TASK PROMPT →
Read the records and gather each line that includes "一般公共预算拨款".

INFORMATION SHOWN →
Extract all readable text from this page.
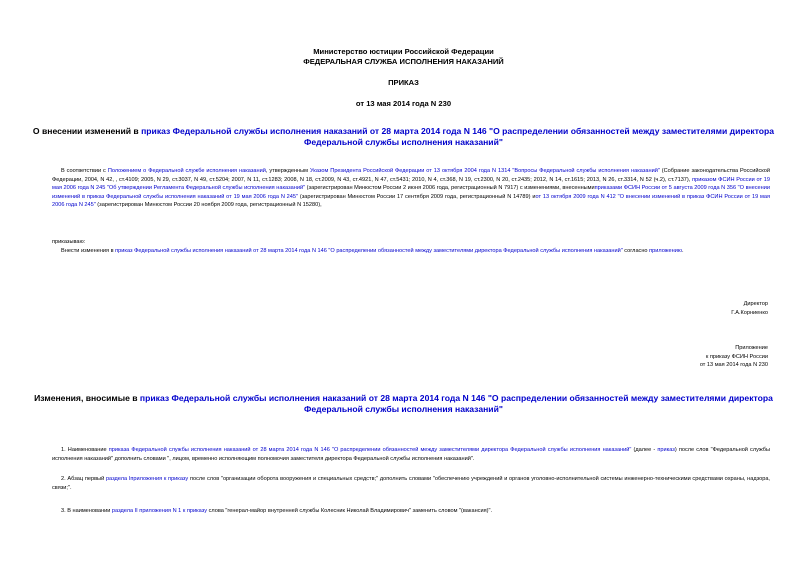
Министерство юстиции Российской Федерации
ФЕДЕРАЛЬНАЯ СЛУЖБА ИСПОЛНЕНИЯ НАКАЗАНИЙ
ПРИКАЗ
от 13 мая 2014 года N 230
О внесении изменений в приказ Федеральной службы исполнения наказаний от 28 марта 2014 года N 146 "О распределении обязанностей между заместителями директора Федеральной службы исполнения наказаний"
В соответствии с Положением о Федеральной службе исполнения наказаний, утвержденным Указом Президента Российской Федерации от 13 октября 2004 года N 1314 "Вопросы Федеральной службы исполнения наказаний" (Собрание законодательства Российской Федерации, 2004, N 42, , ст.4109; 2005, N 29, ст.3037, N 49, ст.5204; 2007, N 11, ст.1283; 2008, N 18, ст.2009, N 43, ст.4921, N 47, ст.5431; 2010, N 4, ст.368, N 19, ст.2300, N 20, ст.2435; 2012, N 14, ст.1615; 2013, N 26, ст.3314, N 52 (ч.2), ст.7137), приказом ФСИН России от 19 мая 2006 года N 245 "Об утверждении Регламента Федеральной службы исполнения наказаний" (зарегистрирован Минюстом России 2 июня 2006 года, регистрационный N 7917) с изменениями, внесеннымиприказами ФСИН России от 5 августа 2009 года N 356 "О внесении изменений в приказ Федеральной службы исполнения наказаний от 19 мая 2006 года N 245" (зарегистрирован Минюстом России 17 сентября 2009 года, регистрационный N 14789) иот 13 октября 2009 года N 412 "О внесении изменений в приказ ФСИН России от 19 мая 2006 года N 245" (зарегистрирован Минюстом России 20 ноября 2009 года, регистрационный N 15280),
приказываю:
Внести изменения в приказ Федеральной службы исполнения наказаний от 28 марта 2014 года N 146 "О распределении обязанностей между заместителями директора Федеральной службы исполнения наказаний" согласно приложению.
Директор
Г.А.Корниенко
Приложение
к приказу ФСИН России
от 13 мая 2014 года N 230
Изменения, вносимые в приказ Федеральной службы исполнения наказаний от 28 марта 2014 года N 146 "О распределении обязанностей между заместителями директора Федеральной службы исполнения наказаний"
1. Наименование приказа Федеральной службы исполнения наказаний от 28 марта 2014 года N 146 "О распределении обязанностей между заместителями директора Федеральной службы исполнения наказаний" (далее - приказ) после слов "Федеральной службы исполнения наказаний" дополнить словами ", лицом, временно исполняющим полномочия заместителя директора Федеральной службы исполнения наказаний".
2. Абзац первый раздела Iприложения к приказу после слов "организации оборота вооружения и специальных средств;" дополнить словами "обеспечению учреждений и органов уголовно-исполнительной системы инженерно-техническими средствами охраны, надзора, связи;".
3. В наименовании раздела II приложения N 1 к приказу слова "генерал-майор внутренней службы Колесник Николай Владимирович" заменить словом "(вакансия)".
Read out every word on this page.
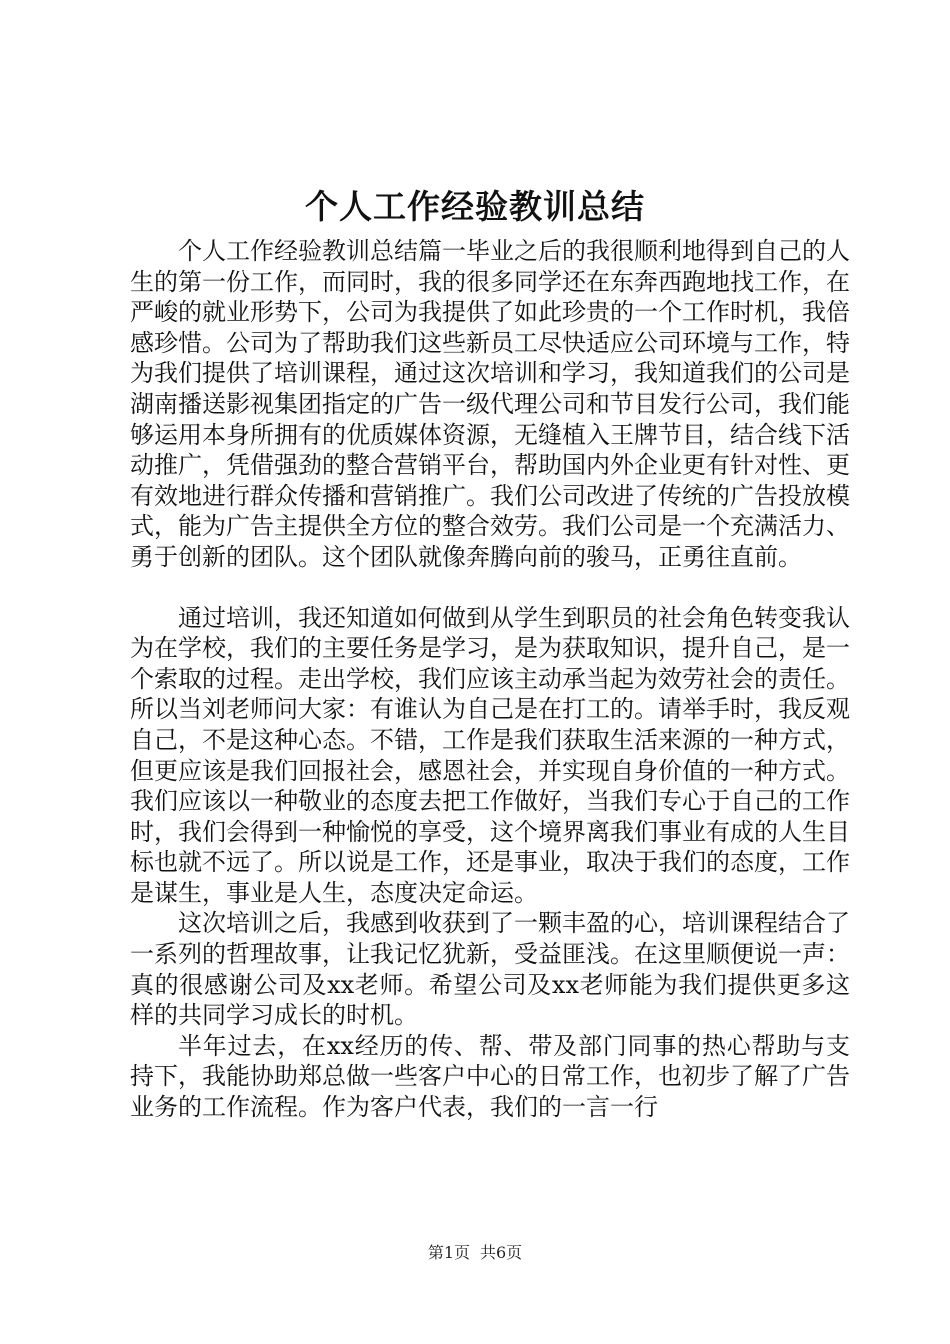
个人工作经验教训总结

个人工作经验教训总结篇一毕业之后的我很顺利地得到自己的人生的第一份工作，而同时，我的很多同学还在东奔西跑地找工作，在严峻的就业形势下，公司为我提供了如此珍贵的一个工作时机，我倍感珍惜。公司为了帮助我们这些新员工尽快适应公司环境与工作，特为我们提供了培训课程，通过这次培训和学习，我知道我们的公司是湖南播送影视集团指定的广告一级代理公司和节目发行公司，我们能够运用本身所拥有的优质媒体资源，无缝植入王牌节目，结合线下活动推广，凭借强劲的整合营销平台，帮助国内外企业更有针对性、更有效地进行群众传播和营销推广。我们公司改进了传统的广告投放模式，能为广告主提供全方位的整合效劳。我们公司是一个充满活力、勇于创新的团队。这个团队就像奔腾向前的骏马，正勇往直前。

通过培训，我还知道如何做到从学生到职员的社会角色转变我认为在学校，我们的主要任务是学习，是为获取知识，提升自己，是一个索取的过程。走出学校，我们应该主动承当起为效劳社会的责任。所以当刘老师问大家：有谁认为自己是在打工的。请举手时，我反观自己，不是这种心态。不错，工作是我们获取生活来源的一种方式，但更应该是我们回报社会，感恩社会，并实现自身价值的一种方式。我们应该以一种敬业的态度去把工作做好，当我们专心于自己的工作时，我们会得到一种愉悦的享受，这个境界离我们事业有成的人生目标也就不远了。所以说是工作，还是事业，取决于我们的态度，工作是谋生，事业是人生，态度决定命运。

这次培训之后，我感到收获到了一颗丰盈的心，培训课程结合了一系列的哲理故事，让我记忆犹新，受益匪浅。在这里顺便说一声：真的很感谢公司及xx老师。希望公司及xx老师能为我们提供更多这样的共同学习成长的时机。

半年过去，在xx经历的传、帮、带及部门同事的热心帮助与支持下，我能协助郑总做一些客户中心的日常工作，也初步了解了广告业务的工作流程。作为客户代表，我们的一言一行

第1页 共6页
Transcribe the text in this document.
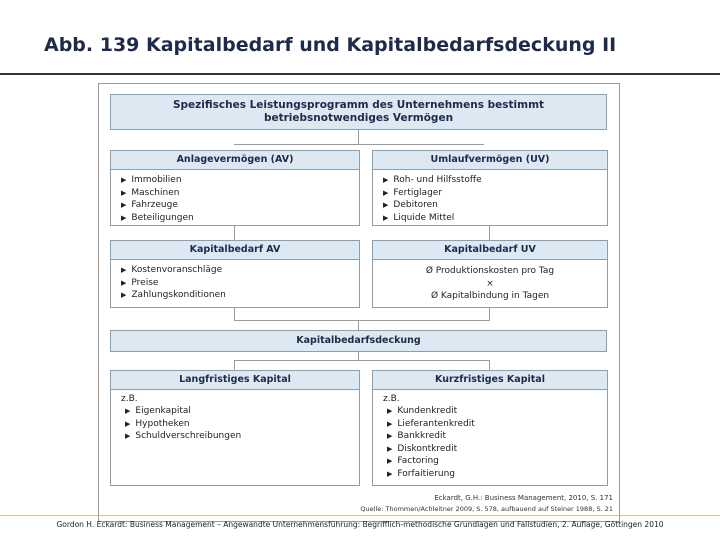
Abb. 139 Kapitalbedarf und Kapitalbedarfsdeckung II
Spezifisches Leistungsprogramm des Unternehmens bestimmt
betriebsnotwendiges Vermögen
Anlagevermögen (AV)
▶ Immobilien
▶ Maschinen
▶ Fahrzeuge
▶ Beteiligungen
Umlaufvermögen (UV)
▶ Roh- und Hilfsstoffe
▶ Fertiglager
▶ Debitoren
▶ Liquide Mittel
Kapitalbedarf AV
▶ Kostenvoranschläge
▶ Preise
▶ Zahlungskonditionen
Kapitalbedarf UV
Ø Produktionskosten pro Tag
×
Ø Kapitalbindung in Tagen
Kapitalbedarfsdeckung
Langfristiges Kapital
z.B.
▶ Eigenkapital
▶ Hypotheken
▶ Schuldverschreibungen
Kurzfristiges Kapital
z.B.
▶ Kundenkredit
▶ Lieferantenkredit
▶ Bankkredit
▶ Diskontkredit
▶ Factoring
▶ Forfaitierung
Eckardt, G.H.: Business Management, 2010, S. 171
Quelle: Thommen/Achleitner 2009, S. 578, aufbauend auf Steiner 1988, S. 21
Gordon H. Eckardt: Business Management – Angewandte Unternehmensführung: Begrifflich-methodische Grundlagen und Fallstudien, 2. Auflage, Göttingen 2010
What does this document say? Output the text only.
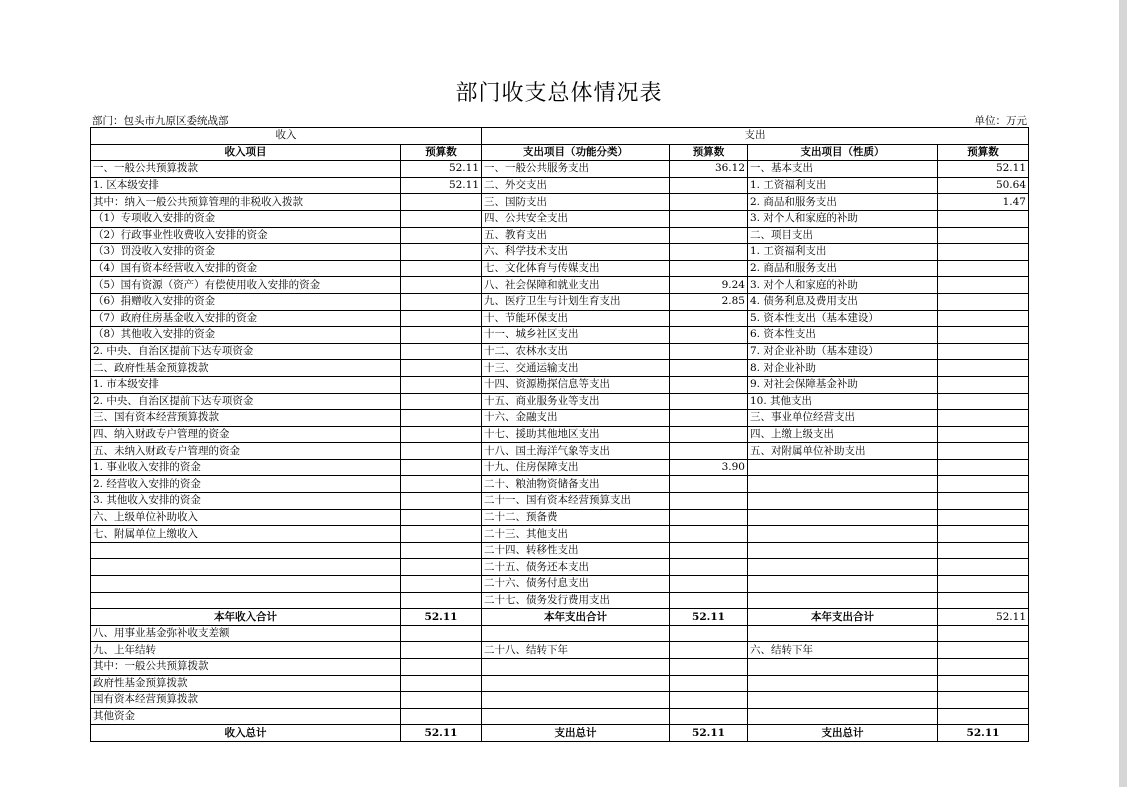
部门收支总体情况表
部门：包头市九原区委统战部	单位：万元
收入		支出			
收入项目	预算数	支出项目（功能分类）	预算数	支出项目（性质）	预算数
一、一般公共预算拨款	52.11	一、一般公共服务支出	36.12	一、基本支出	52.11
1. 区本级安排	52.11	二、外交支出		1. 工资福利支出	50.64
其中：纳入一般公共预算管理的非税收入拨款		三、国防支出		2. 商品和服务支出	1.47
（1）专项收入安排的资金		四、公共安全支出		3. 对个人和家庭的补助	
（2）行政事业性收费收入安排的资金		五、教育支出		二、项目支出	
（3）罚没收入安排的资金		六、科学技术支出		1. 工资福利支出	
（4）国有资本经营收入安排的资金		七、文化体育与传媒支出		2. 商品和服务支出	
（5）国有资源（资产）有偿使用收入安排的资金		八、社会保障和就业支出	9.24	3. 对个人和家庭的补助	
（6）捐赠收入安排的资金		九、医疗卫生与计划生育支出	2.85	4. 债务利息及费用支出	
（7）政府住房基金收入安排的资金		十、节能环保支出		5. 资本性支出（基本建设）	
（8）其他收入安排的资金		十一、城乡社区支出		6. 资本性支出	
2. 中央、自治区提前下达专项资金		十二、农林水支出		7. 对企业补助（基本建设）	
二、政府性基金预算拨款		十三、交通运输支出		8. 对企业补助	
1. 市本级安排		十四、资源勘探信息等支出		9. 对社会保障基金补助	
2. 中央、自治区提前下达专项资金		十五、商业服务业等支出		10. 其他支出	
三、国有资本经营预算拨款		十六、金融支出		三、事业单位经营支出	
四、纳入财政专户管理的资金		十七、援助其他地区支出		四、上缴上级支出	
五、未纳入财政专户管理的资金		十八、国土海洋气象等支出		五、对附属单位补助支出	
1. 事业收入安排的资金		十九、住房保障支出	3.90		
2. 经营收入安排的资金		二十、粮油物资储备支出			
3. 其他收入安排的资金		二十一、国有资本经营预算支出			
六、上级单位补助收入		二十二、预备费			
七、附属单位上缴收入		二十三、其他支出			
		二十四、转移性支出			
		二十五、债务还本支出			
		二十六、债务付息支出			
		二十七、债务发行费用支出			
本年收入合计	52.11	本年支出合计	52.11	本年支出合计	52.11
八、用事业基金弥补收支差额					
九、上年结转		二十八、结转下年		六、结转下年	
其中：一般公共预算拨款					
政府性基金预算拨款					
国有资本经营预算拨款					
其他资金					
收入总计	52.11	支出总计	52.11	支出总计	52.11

REPLY TO THE TASK →
一、一般公共预算拨款	52.11	一、一般公共服务支出	36.12	一、基本支出	52.11
其中：一般公共预算拨款					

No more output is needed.